▶ Instructions for the task:
Write out each line of the listing as it stands, without the images.
↓
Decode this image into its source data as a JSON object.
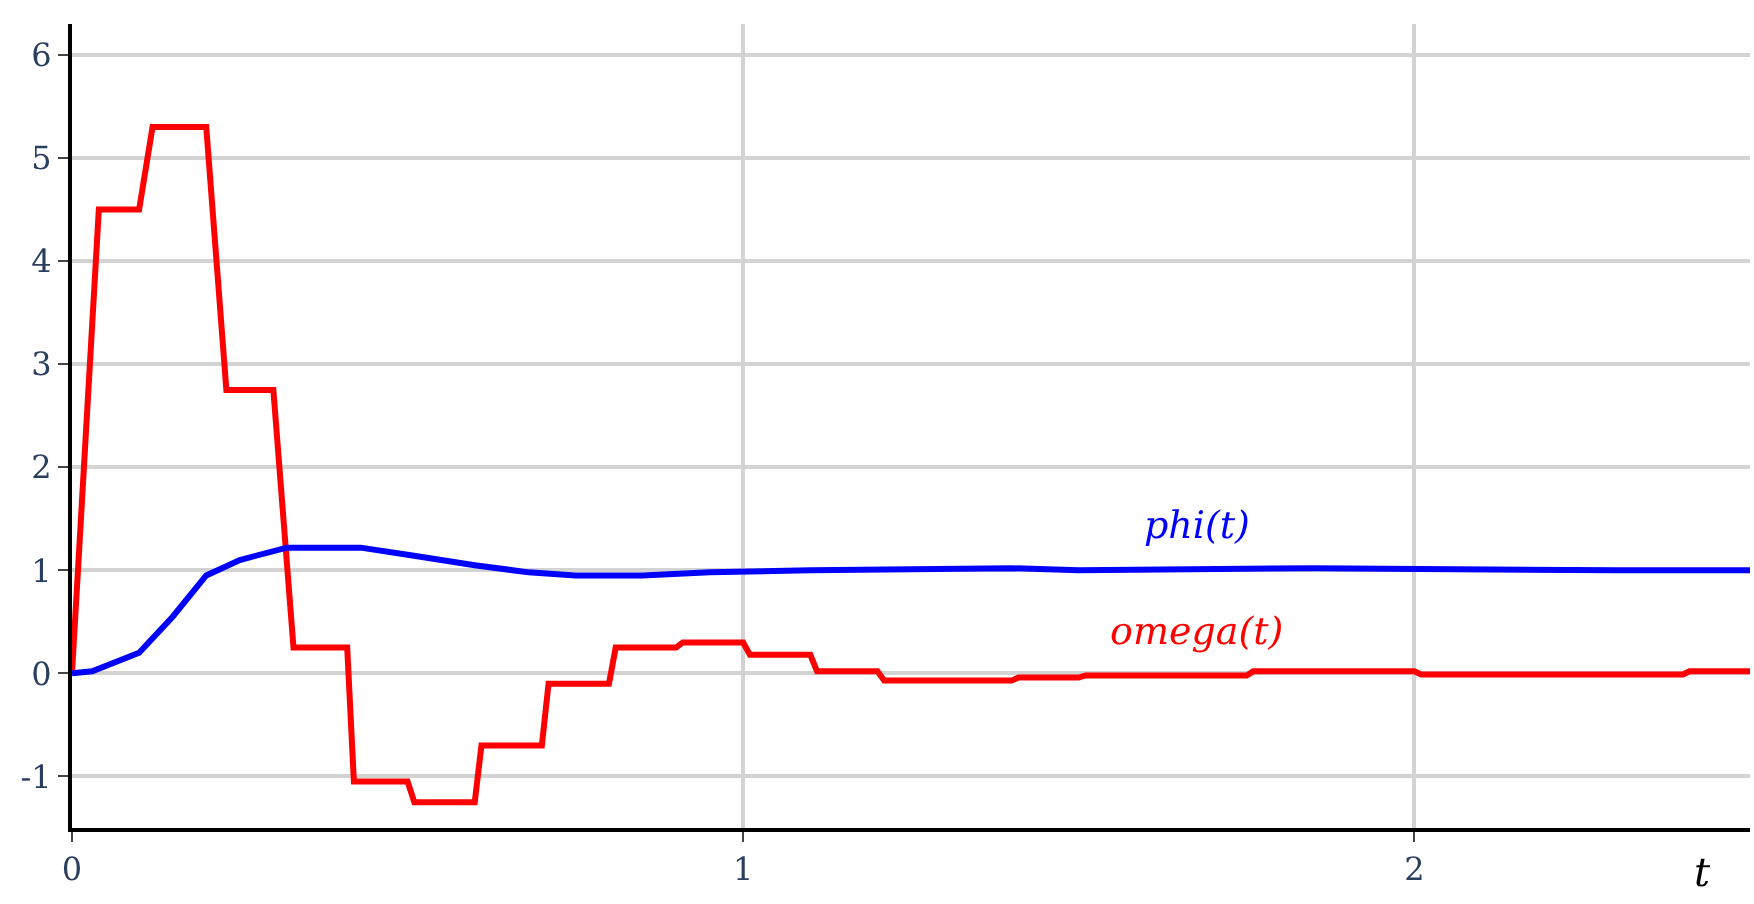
{
  "chart_data": {
    "type": "line",
    "xlabel": "t",
    "xlim": [
      0,
      2.5
    ],
    "ylim": [
      -1.5,
      6.3
    ],
    "xticks": [
      0,
      1,
      2
    ],
    "yticks": [
      -1,
      0,
      1,
      2,
      3,
      4,
      5,
      6
    ],
    "grid": true,
    "legend": false,
    "marker": "none",
    "line_style": "solid",
    "series": [
      {
        "name": "omega(t)",
        "color": "#ff0000",
        "x": [
          0,
          0.04,
          0.1,
          0.12,
          0.2,
          0.23,
          0.3,
          0.33,
          0.41,
          0.42,
          0.5,
          0.51,
          0.6,
          0.61,
          0.7,
          0.71,
          0.8,
          0.81,
          0.9,
          0.91,
          1.0,
          1.01,
          1.1,
          1.11,
          1.2,
          1.21,
          1.4,
          1.41,
          1.5,
          1.51,
          1.75,
          1.76,
          2.0,
          2.01,
          2.4,
          2.41,
          2.5
        ],
        "values": [
          0,
          4.5,
          4.5,
          5.3,
          5.3,
          2.75,
          2.75,
          0.25,
          0.25,
          -1.05,
          -1.05,
          -1.25,
          -1.25,
          -0.7,
          -0.7,
          -0.1,
          -0.1,
          0.25,
          0.25,
          0.3,
          0.3,
          0.18,
          0.18,
          0.02,
          0.02,
          -0.07,
          -0.07,
          -0.04,
          -0.04,
          -0.02,
          -0.02,
          0.02,
          0.02,
          -0.01,
          -0.01,
          0.02,
          0.02
        ]
      },
      {
        "name": "phi(t)",
        "color": "#0000ff",
        "x": [
          0,
          0.03,
          0.1,
          0.15,
          0.2,
          0.25,
          0.32,
          0.43,
          0.5,
          0.6,
          0.68,
          0.75,
          0.85,
          0.95,
          1.1,
          1.4,
          1.5,
          1.85,
          2.3,
          2.5
        ],
        "values": [
          0,
          0.02,
          0.2,
          0.55,
          0.95,
          1.1,
          1.22,
          1.22,
          1.15,
          1.05,
          0.98,
          0.95,
          0.95,
          0.98,
          1.0,
          1.02,
          1.0,
          1.02,
          1.0,
          1.0
        ]
      }
    ]
  }
}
↑
▶ The solution:
Decode this image into its source data as a JSON object.
{
  "chart_data": {
    "type": "line",
    "xlabel": "t",
    "xlim": [
      0,
      2.5
    ],
    "ylim": [
      -1.5,
      6.3
    ],
    "xticks": [
      0,
      1,
      2
    ],
    "yticks": [
      -1,
      0,
      1,
      2,
      3,
      4,
      5,
      6
    ],
    "grid": true,
    "legend": false,
    "marker": "none",
    "line_style": "solid",
    "series": [
      {
        "name": "omega(t)",
        "color": "#ff0000",
        "x": [
          0,
          0.04,
          0.1,
          0.12,
          0.2,
          0.23,
          0.3,
          0.33,
          0.41,
          0.42,
          0.5,
          0.51,
          0.6,
          0.61,
          0.7,
          0.71,
          0.8,
          0.81,
          0.9,
          0.91,
          1.0,
          1.01,
          1.1,
          1.11,
          1.2,
          1.21,
          1.4,
          1.41,
          1.5,
          1.51,
          1.75,
          1.76,
          2.0,
          2.01,
          2.4,
          2.41,
          2.5
        ],
        "values": [
          0,
          4.5,
          4.5,
          5.3,
          5.3,
          2.75,
          2.75,
          0.25,
          0.25,
          -1.05,
          -1.05,
          -1.25,
          -1.25,
          -0.7,
          -0.7,
          -0.1,
          -0.1,
          0.25,
          0.25,
          0.3,
          0.3,
          0.18,
          0.18,
          0.02,
          0.02,
          -0.07,
          -0.07,
          -0.04,
          -0.04,
          -0.02,
          -0.02,
          0.02,
          0.02,
          -0.01,
          -0.01,
          0.02,
          0.02
        ]
      },
      {
        "name": "phi(t)",
        "color": "#0000ff",
        "x": [
          0,
          0.03,
          0.1,
          0.15,
          0.2,
          0.25,
          0.32,
          0.43,
          0.5,
          0.6,
          0.68,
          0.75,
          0.85,
          0.95,
          1.1,
          1.4,
          1.5,
          1.85,
          2.3,
          2.5
        ],
        "values": [
          0,
          0.02,
          0.2,
          0.55,
          0.95,
          1.1,
          1.22,
          1.22,
          1.15,
          1.05,
          0.98,
          0.95,
          0.95,
          0.98,
          1.0,
          1.02,
          1.0,
          1.02,
          1.0,
          1.0
        ]
      }
    ]
  }
}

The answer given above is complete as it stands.